**Brano fornito:**
§
Da qualche giorno sulla colonna a scorrimento a destra del sito Invalsi compare una nota dell’istituto a proposito di uno dei quesiti del questionario studente somministrato agli alunni di V primaria. La nota si deve allo scandalo suscitato dalle domande che, in effetti — e sappiamo quanto importanti siano le domande per i bambini — inducono ad assumere in modo scontato un certo modello di realizzazione di sé determinato dal denaro che un giorno si riuscirà a guadagnare e dalla possibilità di acquistare tutto ciò che si vuole. Un modello di fulfillment — si direbbe in inglese — che ha una cifra… economica. 



Lo scopo del gruppo di domande è, dice la nota Invalsi, misurare la percezione “che le allieve e gli allievi della scuola primaria hanno del loro futuro, ed è una delle dieci domande volte a caratterizzarne le aspettative in relazione all’andamento del loro esito a scuola, alla percezione delle caratteristiche delle prove Invalsi, ai risultati scolastici dell’anno precedente, all’aver partecipato alla scuola dell’infanzia, a dati anagrafici (maschio/femmina; anno e mese di nascita), a definizioni di sé che la/lo individuano e ai rapporti con i compagni”. Inoltre la batteria di domande include lo specificare se si è femmina o maschio e quindi correla quanto sopra al genere.
§
**Dati per il riconoscimento della struttura dei documenti:**
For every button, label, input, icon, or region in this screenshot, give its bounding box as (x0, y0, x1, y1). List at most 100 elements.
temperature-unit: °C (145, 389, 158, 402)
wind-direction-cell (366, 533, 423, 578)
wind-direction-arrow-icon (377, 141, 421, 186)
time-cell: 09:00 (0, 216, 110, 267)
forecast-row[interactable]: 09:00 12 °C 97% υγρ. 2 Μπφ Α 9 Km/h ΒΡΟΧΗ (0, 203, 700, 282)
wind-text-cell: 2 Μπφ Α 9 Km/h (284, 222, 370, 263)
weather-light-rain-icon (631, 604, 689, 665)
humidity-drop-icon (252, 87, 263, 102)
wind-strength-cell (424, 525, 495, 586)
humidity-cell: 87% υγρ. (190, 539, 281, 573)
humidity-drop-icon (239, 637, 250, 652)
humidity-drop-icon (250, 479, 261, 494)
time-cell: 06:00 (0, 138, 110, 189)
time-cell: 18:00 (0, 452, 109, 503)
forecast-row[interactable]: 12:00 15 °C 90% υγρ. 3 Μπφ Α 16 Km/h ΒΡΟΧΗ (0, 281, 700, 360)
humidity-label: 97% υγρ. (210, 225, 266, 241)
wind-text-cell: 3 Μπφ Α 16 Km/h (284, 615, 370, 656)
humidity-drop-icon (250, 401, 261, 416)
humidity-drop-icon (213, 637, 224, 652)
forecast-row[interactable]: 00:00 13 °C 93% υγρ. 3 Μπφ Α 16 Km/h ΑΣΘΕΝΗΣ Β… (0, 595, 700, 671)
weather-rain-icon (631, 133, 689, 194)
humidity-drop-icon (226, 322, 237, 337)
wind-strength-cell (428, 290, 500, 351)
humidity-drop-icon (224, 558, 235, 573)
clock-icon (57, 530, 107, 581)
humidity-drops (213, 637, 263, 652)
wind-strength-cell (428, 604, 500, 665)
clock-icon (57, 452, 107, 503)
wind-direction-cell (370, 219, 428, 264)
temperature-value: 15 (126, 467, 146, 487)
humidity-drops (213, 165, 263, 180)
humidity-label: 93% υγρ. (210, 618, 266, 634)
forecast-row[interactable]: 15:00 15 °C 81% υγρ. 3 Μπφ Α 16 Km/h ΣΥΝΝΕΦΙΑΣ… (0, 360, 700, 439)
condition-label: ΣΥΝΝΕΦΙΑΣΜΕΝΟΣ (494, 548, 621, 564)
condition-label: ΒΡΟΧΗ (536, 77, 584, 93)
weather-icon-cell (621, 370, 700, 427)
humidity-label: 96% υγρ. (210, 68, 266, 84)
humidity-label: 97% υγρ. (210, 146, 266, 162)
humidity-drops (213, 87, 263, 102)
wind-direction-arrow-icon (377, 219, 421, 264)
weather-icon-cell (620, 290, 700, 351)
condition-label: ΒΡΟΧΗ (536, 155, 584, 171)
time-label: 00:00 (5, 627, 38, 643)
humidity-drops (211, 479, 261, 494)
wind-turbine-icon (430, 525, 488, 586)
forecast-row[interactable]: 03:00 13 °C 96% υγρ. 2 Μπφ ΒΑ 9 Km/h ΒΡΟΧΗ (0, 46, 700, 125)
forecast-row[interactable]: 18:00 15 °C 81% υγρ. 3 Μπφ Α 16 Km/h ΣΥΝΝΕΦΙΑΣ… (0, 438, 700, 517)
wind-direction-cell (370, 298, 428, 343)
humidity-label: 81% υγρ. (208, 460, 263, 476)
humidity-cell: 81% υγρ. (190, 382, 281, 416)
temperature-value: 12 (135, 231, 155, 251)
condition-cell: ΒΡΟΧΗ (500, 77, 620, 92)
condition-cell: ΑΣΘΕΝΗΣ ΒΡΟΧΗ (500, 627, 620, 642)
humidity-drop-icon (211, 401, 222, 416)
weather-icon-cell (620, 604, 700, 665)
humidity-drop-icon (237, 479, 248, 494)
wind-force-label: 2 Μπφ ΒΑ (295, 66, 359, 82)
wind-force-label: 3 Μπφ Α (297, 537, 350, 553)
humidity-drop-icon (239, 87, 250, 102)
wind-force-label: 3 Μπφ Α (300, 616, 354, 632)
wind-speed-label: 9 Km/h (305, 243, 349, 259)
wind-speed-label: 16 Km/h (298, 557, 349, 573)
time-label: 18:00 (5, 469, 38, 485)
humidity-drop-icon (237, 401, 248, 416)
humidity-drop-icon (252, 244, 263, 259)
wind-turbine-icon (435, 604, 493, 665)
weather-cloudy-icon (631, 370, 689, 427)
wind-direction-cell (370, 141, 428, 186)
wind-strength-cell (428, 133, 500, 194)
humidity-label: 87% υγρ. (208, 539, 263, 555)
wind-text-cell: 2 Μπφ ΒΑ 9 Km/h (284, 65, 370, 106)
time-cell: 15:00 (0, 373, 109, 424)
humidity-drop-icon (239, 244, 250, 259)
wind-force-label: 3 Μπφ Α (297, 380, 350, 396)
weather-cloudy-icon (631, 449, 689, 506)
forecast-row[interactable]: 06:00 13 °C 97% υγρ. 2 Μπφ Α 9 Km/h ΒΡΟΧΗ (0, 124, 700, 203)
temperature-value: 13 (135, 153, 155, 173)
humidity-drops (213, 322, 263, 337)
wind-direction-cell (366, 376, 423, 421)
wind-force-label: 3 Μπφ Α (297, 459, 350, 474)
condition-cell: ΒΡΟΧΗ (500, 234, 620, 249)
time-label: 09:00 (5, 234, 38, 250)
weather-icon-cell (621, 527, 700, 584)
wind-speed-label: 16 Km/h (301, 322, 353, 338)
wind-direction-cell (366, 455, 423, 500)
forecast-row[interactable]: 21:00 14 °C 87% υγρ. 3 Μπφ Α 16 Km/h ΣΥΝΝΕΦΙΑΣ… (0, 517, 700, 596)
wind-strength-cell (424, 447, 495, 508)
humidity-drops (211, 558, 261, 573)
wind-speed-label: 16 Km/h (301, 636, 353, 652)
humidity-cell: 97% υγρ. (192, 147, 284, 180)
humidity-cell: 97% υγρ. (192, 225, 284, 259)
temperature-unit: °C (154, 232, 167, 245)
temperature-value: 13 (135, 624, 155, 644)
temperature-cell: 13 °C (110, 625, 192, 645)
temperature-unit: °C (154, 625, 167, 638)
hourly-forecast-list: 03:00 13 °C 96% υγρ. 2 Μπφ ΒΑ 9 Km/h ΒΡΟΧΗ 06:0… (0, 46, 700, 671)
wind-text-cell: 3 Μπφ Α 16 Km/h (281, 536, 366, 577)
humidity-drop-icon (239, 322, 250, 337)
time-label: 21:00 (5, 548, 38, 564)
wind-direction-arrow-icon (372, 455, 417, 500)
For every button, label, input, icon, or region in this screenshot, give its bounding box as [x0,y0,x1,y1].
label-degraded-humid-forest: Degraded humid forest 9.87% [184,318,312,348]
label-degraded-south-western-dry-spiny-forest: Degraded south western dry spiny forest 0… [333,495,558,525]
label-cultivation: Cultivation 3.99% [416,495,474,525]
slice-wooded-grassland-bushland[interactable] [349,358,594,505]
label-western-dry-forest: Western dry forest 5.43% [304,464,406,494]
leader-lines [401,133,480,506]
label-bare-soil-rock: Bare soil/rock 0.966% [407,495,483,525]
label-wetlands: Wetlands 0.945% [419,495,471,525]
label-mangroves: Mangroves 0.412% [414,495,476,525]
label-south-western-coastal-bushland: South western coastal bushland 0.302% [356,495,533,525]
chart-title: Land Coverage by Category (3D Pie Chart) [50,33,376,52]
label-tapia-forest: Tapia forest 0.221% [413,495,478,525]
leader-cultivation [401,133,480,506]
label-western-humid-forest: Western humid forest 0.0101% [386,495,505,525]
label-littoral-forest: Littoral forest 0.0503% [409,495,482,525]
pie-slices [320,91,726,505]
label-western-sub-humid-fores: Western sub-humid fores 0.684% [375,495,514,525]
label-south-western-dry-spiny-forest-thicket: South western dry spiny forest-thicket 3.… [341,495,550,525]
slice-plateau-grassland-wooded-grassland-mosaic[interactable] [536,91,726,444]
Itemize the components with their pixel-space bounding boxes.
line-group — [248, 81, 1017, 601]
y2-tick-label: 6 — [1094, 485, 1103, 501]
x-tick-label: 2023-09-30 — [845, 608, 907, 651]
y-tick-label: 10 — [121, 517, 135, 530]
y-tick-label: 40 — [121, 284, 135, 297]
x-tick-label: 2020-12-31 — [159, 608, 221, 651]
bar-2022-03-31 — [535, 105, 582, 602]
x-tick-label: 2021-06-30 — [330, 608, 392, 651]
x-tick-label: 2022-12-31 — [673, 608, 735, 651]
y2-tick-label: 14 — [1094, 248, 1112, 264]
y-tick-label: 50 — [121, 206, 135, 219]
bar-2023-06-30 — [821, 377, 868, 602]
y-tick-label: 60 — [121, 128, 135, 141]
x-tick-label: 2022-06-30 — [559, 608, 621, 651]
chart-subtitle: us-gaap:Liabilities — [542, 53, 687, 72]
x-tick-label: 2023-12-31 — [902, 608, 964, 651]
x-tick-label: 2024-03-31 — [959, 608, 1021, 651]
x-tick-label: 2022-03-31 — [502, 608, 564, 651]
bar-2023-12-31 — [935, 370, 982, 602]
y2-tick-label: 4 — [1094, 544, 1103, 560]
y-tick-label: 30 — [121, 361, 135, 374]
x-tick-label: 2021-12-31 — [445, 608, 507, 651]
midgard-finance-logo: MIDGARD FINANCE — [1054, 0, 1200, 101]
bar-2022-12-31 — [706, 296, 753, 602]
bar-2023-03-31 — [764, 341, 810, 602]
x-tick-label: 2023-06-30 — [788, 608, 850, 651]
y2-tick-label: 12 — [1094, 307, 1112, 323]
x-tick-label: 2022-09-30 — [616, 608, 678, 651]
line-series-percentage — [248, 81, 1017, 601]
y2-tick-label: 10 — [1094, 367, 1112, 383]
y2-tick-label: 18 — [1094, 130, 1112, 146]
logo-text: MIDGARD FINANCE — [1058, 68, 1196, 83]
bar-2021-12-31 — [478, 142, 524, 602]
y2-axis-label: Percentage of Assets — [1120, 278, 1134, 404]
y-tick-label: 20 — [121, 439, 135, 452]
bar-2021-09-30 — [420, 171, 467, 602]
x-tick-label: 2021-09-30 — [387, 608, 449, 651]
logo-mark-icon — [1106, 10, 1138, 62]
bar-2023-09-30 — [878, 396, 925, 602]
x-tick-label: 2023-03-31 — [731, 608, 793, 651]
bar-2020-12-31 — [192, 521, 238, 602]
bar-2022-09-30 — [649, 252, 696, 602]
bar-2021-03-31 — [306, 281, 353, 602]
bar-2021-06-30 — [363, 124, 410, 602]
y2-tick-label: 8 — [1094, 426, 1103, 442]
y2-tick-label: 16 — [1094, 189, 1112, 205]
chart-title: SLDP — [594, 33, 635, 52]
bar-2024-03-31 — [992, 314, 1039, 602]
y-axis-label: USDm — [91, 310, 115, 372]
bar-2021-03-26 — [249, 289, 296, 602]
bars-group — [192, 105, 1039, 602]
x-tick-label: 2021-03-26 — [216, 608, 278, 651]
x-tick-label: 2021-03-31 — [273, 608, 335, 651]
§
**Elenco dei compiti:**
(a) Nel testo sulla nota Invalsi, che cosa intende misurare il gruppo di domande?
(b) Riprendi il testo sulla nota Invalsi e proseguilo dopo la sua ultima frase.

**Insieme delle risposte:**
(a) La percezione che le allieve e gli allievi della scuola primaria hanno del loro futuro.

(b)
Ora, posto che i bambini oggi avranno già dimenticato queste domande e che andrebbe anche verificato quanti di loro le abbiano effettivamente comprese — per quanto “concrete” possano essere le situazioni richiamate —, certo è che esse meritano una riflessione che vada oltre lo scandalo da social media cui purtroppo tendiamo a ridurre tutto. Riflessione che meriterebbe di essere corredata da uno studio attento delle risposte date.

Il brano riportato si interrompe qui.